EXERCISE:
Report how many lines in the records below contain the word "Кировскую". Give only the number.

........

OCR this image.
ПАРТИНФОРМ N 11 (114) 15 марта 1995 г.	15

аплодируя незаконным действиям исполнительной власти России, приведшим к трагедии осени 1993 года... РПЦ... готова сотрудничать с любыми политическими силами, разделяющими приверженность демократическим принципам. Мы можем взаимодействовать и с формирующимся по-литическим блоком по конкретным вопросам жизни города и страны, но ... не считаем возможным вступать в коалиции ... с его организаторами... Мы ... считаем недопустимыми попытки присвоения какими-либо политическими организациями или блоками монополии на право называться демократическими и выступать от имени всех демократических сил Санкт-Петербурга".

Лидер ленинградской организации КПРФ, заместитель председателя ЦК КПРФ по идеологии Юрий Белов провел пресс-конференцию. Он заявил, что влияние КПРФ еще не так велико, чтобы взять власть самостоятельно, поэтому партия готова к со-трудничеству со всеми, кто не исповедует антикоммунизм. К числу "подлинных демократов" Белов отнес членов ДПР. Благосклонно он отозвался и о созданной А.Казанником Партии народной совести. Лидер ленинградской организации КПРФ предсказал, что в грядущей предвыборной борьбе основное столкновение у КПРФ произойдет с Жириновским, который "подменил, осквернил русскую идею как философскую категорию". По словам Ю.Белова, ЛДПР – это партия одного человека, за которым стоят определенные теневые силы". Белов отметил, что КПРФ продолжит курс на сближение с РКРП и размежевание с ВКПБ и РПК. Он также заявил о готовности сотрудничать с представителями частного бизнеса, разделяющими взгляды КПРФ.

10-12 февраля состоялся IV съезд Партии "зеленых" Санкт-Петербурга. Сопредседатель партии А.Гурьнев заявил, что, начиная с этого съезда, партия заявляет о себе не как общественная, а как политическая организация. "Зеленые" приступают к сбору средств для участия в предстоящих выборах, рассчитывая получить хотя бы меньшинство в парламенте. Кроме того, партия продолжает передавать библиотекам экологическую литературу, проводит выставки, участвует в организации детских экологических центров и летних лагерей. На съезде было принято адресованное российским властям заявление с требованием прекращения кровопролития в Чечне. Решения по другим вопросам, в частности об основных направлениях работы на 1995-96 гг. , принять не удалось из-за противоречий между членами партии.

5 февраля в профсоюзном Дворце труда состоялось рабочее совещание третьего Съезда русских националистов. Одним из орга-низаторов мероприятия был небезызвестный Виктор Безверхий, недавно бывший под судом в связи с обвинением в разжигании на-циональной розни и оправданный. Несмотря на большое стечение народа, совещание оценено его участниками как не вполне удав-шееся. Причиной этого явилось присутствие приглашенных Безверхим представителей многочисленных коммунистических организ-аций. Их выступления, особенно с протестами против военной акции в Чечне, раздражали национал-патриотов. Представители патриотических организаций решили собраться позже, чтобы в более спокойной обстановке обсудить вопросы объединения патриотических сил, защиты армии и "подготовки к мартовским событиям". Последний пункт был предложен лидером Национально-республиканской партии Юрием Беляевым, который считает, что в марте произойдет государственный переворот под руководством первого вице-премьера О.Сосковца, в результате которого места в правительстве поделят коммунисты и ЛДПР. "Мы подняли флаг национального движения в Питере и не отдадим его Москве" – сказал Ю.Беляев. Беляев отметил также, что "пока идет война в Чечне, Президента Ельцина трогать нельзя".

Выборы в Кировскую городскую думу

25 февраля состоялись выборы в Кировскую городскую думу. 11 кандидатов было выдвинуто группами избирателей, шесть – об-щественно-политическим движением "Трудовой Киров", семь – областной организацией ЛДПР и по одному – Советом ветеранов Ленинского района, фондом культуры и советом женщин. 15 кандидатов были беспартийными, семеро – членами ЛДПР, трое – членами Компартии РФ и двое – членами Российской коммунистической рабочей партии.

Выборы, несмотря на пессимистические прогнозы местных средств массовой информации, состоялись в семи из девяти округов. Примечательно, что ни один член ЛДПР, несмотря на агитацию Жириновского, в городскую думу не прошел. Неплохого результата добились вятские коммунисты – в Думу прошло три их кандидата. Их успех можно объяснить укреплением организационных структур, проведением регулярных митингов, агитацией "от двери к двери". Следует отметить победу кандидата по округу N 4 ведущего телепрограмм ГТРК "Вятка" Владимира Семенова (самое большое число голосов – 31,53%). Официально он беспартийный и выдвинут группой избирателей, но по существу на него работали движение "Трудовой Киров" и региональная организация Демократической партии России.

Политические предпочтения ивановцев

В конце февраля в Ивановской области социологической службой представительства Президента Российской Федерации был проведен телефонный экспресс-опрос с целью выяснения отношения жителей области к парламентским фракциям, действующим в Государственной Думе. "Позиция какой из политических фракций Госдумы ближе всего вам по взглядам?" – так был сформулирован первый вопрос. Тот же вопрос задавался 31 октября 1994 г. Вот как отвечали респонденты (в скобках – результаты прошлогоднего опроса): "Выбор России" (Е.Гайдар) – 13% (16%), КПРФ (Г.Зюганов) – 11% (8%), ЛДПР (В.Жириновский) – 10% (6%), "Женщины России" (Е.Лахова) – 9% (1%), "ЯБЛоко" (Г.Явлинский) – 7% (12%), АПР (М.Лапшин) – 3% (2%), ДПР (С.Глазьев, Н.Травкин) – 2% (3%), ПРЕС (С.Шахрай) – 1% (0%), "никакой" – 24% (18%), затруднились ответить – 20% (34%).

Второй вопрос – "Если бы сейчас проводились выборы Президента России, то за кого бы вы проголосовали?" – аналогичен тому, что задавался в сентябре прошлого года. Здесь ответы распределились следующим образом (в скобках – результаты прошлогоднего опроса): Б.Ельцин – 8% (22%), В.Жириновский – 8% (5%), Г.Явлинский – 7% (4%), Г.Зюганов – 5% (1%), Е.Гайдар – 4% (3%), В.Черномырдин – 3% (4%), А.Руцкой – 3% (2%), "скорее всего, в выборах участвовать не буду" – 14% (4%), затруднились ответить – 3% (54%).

........

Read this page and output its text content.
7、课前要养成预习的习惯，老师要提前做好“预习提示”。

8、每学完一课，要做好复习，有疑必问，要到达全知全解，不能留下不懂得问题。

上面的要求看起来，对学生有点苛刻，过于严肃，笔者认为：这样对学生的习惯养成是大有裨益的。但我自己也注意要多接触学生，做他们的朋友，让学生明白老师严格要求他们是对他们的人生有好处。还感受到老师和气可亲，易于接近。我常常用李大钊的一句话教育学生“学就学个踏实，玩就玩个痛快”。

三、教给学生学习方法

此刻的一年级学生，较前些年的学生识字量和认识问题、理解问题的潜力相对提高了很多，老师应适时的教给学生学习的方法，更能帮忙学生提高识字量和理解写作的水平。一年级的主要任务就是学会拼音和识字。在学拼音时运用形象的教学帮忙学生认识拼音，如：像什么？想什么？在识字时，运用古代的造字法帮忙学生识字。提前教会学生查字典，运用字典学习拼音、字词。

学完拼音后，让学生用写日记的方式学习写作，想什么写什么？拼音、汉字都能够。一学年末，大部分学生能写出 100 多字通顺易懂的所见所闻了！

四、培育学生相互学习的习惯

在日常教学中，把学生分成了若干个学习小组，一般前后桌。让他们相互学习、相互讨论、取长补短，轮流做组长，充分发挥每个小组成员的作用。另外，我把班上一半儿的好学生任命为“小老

........

TASK RESULT:
2